ENTRIES SUPPLIED:
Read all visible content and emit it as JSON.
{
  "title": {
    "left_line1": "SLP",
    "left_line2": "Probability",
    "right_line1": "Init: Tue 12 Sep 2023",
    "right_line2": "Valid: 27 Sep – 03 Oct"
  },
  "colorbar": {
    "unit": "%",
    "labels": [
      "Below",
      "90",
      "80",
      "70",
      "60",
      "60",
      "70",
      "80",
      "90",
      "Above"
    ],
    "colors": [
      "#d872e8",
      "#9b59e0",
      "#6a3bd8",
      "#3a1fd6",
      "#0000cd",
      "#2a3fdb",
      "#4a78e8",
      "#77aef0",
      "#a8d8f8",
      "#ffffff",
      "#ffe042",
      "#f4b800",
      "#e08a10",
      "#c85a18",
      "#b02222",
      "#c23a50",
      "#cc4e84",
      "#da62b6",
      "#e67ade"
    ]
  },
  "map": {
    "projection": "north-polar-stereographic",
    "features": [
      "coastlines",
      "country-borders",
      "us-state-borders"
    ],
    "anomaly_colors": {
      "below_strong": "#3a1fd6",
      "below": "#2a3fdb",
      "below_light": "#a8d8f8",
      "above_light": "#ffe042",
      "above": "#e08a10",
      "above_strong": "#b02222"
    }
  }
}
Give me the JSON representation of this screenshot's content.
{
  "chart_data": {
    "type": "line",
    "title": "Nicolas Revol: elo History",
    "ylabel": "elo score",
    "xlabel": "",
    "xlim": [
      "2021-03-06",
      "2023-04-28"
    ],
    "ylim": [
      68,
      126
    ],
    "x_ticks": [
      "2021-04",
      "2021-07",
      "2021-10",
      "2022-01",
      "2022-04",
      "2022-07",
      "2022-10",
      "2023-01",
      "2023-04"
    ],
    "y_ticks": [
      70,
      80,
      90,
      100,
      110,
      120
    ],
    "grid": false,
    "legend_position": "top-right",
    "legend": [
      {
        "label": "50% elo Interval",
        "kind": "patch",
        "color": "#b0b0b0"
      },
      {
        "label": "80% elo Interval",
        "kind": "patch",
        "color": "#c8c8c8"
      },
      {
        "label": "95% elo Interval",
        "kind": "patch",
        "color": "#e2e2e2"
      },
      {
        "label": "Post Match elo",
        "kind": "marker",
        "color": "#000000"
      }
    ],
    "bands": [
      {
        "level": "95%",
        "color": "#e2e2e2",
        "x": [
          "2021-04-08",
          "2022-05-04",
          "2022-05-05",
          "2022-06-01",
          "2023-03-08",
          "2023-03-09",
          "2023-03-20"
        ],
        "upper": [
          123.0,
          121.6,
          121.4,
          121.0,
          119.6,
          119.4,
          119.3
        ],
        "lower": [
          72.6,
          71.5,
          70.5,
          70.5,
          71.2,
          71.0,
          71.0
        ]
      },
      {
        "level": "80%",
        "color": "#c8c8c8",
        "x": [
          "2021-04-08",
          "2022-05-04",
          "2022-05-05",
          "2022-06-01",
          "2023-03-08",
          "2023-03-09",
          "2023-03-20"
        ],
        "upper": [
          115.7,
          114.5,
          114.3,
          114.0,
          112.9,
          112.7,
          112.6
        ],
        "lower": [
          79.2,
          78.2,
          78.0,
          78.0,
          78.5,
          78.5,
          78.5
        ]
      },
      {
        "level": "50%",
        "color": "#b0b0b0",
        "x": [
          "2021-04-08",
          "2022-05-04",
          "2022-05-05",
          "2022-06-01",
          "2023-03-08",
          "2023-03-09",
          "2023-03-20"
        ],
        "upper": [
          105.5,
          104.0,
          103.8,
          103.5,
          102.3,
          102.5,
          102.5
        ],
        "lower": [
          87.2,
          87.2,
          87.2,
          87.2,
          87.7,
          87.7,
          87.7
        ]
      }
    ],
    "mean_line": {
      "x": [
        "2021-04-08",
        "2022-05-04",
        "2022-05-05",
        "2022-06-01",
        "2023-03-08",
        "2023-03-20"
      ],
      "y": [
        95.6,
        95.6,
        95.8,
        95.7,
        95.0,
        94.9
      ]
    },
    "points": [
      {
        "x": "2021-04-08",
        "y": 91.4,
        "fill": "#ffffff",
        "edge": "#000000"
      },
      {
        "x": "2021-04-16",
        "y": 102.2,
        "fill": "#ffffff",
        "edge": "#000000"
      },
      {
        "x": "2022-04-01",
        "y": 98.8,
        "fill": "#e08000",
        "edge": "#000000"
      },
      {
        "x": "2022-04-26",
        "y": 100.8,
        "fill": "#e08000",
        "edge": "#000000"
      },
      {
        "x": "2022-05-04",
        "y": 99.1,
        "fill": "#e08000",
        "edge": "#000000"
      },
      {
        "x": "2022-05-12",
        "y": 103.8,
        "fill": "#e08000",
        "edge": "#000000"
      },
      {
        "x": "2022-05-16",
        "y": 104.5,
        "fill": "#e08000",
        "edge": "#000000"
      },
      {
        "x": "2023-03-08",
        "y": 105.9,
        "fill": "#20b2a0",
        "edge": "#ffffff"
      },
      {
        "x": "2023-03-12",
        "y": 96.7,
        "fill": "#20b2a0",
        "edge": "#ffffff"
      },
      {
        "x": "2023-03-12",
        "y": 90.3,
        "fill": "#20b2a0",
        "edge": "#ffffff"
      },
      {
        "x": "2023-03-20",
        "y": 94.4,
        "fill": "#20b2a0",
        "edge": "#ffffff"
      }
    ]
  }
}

TASK PROMPT: Without leaving anything out, give the entries again exactly.

EXPECTED ANSWER:
Read all visible content and emit it as JSON.
{
  "title": {
    "left_line1": "SLP",
    "left_line2": "Probability",
    "right_line1": "Init: Tue 12 Sep 2023",
    "right_line2": "Valid: 27 Sep – 03 Oct"
  },
  "colorbar": {
    "unit": "%",
    "labels": [
      "Below",
      "90",
      "80",
      "70",
      "60",
      "60",
      "70",
      "80",
      "90",
      "Above"
    ],
    "colors": [
      "#d872e8",
      "#9b59e0",
      "#6a3bd8",
      "#3a1fd6",
      "#0000cd",
      "#2a3fdb",
      "#4a78e8",
      "#77aef0",
      "#a8d8f8",
      "#ffffff",
      "#ffe042",
      "#f4b800",
      "#e08a10",
      "#c85a18",
      "#b02222",
      "#c23a50",
      "#cc4e84",
      "#da62b6",
      "#e67ade"
    ]
  },
  "map": {
    "projection": "north-polar-stereographic",
    "features": [
      "coastlines",
      "country-borders",
      "us-state-borders"
    ],
    "anomaly_colors": {
      "below_strong": "#3a1fd6",
      "below": "#2a3fdb",
      "below_light": "#a8d8f8",
      "above_light": "#ffe042",
      "above": "#e08a10",
      "above_strong": "#b02222"
    }
  }
}
Give me the JSON representation of this screenshot's content.
{
  "chart_data": {
    "type": "line",
    "title": "Nicolas Revol: elo History",
    "ylabel": "elo score",
    "xlabel": "",
    "xlim": [
      "2021-03-06",
      "2023-04-28"
    ],
    "ylim": [
      68,
      126
    ],
    "x_ticks": [
      "2021-04",
      "2021-07",
      "2021-10",
      "2022-01",
      "2022-04",
      "2022-07",
      "2022-10",
      "2023-01",
      "2023-04"
    ],
    "y_ticks": [
      70,
      80,
      90,
      100,
      110,
      120
    ],
    "grid": false,
    "legend_position": "top-right",
    "legend": [
      {
        "label": "50% elo Interval",
        "kind": "patch",
        "color": "#b0b0b0"
      },
      {
        "label": "80% elo Interval",
        "kind": "patch",
        "color": "#c8c8c8"
      },
      {
        "label": "95% elo Interval",
        "kind": "patch",
        "color": "#e2e2e2"
      },
      {
        "label": "Post Match elo",
        "kind": "marker",
        "color": "#000000"
      }
    ],
    "bands": [
      {
        "level": "95%",
        "color": "#e2e2e2",
        "x": [
          "2021-04-08",
          "2022-05-04",
          "2022-05-05",
          "2022-06-01",
          "2023-03-08",
          "2023-03-09",
          "2023-03-20"
        ],
        "upper": [
          123.0,
          121.6,
          121.4,
          121.0,
          119.6,
          119.4,
          119.3
        ],
        "lower": [
          72.6,
          71.5,
          70.5,
          70.5,
          71.2,
          71.0,
          71.0
        ]
      },
      {
        "level": "80%",
        "color": "#c8c8c8",
        "x": [
          "2021-04-08",
          "2022-05-04",
          "2022-05-05",
          "2022-06-01",
          "2023-03-08",
          "2023-03-09",
          "2023-03-20"
        ],
        "upper": [
          115.7,
          114.5,
          114.3,
          114.0,
          112.9,
          112.7,
          112.6
        ],
        "lower": [
          79.2,
          78.2,
          78.0,
          78.0,
          78.5,
          78.5,
          78.5
        ]
      },
      {
        "level": "50%",
        "color": "#b0b0b0",
        "x": [
          "2021-04-08",
          "2022-05-04",
          "2022-05-05",
          "2022-06-01",
          "2023-03-08",
          "2023-03-09",
          "2023-03-20"
        ],
        "upper": [
          105.5,
          104.0,
          103.8,
          103.5,
          102.3,
          102.5,
          102.5
        ],
        "lower": [
          87.2,
          87.2,
          87.2,
          87.2,
          87.7,
          87.7,
          87.7
        ]
      }
    ],
    "mean_line": {
      "x": [
        "2021-04-08",
        "2022-05-04",
        "2022-05-05",
        "2022-06-01",
        "2023-03-08",
        "2023-03-20"
      ],
      "y": [
        95.6,
        95.6,
        95.8,
        95.7,
        95.0,
        94.9
      ]
    },
    "points": [
      {
        "x": "2021-04-08",
        "y": 91.4,
        "fill": "#ffffff",
        "edge": "#000000"
      },
      {
        "x": "2021-04-16",
        "y": 102.2,
        "fill": "#ffffff",
        "edge": "#000000"
      },
      {
        "x": "2022-04-01",
        "y": 98.8,
        "fill": "#e08000",
        "edge": "#000000"
      },
      {
        "x": "2022-04-26",
        "y": 100.8,
        "fill": "#e08000",
        "edge": "#000000"
      },
      {
        "x": "2022-05-04",
        "y": 99.1,
        "fill": "#e08000",
        "edge": "#000000"
      },
      {
        "x": "2022-05-12",
        "y": 103.8,
        "fill": "#e08000",
        "edge": "#000000"
      },
      {
        "x": "2022-05-16",
        "y": 104.5,
        "fill": "#e08000",
        "edge": "#000000"
      },
      {
        "x": "2023-03-08",
        "y": 105.9,
        "fill": "#20b2a0",
        "edge": "#ffffff"
      },
      {
        "x": "2023-03-12",
        "y": 96.7,
        "fill": "#20b2a0",
        "edge": "#ffffff"
      },
      {
        "x": "2023-03-12",
        "y": 90.3,
        "fill": "#20b2a0",
        "edge": "#ffffff"
      },
      {
        "x": "2023-03-20",
        "y": 94.4,
        "fill": "#20b2a0",
        "edge": "#ffffff"
      }
    ]
  }
}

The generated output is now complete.